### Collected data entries
****

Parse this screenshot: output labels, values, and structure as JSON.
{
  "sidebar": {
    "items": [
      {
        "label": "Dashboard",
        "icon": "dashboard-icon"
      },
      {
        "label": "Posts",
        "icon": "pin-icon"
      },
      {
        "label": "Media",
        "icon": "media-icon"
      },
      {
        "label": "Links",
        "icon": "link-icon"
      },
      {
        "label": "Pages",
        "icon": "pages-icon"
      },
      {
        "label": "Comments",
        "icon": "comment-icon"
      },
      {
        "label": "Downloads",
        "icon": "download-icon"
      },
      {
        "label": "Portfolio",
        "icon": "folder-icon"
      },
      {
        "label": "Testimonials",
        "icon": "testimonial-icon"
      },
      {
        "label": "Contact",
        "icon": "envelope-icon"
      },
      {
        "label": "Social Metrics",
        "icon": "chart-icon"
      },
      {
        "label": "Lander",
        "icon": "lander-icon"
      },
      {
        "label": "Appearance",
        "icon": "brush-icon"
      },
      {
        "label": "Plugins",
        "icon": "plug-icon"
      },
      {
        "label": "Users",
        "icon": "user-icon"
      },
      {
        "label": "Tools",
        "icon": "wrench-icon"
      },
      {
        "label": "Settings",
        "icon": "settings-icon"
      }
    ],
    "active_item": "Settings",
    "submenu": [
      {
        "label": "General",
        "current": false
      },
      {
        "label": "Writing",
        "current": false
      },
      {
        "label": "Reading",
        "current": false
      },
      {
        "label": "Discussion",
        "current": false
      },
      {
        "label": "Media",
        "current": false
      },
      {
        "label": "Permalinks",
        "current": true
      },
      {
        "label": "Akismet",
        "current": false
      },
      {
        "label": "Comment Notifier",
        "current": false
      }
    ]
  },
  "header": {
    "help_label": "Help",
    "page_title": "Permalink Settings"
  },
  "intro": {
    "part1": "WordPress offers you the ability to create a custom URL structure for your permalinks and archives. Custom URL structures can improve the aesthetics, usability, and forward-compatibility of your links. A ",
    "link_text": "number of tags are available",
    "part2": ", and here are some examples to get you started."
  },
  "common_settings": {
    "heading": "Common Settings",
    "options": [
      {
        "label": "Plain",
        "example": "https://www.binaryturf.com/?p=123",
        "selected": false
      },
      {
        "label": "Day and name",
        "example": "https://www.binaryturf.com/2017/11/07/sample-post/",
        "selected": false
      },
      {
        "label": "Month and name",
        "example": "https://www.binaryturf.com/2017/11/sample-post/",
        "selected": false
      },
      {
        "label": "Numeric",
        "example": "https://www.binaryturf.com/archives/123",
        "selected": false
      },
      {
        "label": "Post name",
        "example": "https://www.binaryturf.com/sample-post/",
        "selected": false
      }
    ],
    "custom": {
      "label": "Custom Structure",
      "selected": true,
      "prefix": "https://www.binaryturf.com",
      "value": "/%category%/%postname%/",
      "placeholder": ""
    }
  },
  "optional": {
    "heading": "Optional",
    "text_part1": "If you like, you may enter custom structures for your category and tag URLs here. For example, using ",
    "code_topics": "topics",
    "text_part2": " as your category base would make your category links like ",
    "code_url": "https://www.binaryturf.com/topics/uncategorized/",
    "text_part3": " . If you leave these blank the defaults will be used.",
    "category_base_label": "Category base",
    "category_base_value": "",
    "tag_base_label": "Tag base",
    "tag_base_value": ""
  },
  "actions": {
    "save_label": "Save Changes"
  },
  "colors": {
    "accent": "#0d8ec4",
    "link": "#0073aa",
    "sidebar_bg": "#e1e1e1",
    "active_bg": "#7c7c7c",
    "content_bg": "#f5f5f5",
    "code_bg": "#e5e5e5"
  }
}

****

Give the count of lines in the data above that hold the string "binaryturf", with no additional words.

### Result below
7